Instructions for the task:
Please pull out every line that includes the string "İskeletleri".

Dataset rows:
+ + + + + + +

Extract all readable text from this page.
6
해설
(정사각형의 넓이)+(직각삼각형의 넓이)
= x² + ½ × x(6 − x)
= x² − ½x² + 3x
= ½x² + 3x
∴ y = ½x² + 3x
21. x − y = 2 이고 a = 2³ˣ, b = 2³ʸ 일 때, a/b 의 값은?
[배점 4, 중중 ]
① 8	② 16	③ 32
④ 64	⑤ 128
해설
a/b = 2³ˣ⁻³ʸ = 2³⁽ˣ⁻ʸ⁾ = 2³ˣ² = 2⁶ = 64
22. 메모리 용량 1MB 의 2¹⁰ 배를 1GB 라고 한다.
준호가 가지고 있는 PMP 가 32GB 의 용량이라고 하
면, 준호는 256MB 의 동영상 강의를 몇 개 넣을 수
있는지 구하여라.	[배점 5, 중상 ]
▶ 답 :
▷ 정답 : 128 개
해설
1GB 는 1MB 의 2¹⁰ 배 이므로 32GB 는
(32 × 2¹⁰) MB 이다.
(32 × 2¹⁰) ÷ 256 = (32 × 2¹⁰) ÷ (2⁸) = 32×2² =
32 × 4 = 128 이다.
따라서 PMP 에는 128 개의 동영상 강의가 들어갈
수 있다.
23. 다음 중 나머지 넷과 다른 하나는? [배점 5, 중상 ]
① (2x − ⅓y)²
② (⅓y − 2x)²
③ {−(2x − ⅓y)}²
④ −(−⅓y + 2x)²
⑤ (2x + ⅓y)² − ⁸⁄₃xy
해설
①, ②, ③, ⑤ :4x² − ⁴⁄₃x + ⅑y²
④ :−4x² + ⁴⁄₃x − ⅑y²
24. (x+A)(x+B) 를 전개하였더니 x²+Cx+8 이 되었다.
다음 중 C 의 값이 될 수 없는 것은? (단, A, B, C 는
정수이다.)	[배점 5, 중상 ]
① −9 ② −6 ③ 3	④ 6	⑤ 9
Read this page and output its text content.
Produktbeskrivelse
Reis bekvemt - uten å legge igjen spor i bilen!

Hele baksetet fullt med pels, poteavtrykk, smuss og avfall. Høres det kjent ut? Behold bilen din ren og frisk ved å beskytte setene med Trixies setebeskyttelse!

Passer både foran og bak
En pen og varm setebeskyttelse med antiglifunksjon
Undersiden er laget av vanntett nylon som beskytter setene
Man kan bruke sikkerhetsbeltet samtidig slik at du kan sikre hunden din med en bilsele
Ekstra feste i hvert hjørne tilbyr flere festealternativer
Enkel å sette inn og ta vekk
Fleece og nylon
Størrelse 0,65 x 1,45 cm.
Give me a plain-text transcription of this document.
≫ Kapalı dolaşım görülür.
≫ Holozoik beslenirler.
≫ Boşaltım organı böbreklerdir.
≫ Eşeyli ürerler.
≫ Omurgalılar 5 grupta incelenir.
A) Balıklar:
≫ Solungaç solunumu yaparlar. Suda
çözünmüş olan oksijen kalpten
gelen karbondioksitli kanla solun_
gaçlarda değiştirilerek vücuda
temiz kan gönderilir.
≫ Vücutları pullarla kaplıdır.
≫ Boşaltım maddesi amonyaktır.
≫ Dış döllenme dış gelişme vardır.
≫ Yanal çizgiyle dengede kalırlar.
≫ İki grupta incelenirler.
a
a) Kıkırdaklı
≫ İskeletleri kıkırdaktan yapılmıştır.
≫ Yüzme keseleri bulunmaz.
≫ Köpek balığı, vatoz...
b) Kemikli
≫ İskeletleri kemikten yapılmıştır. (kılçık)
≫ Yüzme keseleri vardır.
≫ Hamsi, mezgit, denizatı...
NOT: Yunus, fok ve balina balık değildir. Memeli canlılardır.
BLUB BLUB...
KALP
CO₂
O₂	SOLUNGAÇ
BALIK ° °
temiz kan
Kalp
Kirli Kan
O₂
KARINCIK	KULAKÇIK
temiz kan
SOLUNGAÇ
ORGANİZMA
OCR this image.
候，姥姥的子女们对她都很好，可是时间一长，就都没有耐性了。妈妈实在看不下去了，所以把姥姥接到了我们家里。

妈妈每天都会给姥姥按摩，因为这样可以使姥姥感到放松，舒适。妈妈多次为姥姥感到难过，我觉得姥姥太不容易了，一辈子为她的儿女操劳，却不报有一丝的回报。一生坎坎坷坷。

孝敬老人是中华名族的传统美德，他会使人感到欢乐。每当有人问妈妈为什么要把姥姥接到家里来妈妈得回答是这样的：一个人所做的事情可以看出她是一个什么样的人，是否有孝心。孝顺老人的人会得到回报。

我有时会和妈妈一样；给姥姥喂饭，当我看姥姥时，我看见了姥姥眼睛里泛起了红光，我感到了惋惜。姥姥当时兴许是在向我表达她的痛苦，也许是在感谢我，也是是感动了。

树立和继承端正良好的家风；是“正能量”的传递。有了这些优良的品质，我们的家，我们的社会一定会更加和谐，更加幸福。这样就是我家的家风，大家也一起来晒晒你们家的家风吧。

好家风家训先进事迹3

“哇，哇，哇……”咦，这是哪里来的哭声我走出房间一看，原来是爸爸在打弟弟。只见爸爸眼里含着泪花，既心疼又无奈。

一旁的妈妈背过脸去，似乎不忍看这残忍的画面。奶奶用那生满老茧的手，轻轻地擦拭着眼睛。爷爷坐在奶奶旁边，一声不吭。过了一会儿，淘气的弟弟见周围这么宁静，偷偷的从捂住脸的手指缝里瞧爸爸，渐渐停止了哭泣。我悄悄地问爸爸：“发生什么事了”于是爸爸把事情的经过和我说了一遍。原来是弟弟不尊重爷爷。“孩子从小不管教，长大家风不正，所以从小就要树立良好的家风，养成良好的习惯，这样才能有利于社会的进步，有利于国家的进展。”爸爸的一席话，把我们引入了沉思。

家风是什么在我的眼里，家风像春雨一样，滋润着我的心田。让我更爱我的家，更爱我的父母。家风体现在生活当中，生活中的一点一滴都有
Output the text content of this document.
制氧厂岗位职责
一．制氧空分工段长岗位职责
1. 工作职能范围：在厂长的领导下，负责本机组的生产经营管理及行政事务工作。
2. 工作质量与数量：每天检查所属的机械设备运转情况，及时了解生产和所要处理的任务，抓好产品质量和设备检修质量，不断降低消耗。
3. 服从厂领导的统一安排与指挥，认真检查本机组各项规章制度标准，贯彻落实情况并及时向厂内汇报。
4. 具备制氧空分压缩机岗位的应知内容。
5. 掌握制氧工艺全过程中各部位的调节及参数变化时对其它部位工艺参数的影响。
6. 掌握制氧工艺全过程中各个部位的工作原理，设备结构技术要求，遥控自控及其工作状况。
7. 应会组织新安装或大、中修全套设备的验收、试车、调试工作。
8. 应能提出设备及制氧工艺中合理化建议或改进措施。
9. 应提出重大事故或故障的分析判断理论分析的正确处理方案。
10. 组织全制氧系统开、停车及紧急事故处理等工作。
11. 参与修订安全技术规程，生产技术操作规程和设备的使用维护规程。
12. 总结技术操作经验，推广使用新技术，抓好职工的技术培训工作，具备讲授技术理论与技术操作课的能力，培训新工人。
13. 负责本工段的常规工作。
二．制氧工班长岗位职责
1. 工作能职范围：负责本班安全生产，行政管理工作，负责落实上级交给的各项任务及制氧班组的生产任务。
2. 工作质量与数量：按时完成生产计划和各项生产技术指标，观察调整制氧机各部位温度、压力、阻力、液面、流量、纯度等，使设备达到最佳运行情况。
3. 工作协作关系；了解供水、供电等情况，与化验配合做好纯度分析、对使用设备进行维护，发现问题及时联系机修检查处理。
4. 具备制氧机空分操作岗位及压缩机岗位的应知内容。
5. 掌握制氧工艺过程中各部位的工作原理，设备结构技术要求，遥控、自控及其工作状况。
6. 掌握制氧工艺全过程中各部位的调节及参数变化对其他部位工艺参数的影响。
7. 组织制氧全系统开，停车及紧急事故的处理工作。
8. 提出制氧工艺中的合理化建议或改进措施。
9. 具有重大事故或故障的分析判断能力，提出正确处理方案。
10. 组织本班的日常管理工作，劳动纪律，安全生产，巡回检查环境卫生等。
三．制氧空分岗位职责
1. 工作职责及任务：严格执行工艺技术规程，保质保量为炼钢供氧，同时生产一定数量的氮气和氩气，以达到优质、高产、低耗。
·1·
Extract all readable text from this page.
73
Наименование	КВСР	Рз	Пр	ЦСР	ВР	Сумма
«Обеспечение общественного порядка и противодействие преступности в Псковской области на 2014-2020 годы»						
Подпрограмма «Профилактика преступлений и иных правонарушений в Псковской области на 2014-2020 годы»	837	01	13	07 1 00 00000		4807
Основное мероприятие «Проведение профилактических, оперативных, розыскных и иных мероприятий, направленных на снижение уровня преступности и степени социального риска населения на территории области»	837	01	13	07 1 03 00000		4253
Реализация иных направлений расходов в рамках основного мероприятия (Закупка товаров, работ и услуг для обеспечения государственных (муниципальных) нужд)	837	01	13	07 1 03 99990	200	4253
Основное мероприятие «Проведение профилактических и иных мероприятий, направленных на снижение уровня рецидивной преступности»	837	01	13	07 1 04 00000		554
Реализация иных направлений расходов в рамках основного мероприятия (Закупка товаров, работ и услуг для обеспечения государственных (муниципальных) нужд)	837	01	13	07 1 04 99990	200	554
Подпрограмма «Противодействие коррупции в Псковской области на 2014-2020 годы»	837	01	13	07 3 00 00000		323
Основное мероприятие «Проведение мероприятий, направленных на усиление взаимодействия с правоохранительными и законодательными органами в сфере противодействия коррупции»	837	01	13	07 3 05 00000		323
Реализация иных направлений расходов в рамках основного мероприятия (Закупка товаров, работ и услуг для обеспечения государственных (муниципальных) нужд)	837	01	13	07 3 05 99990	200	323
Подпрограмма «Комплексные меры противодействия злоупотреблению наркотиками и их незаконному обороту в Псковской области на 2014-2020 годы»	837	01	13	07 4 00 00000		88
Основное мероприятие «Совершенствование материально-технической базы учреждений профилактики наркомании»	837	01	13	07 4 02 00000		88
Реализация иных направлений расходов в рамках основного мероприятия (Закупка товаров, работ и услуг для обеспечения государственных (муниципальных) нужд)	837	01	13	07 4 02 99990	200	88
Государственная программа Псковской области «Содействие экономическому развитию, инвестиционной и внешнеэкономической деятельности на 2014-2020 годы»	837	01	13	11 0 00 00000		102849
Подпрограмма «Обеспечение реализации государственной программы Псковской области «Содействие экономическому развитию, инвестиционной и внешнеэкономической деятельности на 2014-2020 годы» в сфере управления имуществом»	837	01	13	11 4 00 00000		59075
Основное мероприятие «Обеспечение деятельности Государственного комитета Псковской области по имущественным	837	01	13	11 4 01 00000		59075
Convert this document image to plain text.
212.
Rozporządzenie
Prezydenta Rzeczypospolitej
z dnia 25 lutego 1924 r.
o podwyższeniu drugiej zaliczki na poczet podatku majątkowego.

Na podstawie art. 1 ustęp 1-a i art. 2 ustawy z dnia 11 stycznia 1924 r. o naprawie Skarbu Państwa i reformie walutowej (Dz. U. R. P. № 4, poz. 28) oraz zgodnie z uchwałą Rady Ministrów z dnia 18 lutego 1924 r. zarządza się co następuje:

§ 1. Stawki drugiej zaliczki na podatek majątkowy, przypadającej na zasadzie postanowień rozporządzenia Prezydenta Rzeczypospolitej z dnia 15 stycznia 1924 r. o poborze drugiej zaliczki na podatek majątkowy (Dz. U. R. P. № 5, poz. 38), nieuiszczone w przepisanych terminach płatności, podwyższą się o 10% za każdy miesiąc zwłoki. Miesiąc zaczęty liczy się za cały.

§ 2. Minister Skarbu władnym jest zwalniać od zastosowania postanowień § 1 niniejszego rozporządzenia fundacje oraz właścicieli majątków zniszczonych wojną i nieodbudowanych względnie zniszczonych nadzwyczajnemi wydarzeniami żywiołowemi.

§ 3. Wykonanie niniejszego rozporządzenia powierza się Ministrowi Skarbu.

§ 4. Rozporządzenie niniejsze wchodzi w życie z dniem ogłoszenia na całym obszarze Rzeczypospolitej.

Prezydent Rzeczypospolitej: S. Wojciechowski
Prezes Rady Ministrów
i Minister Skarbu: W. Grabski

+ + + + + + +

Answer below:
≫ İskeletleri kıkırdaktan yapılmıştır.
≫ İskeletleri kemikten yapılmıştır. (kılçık)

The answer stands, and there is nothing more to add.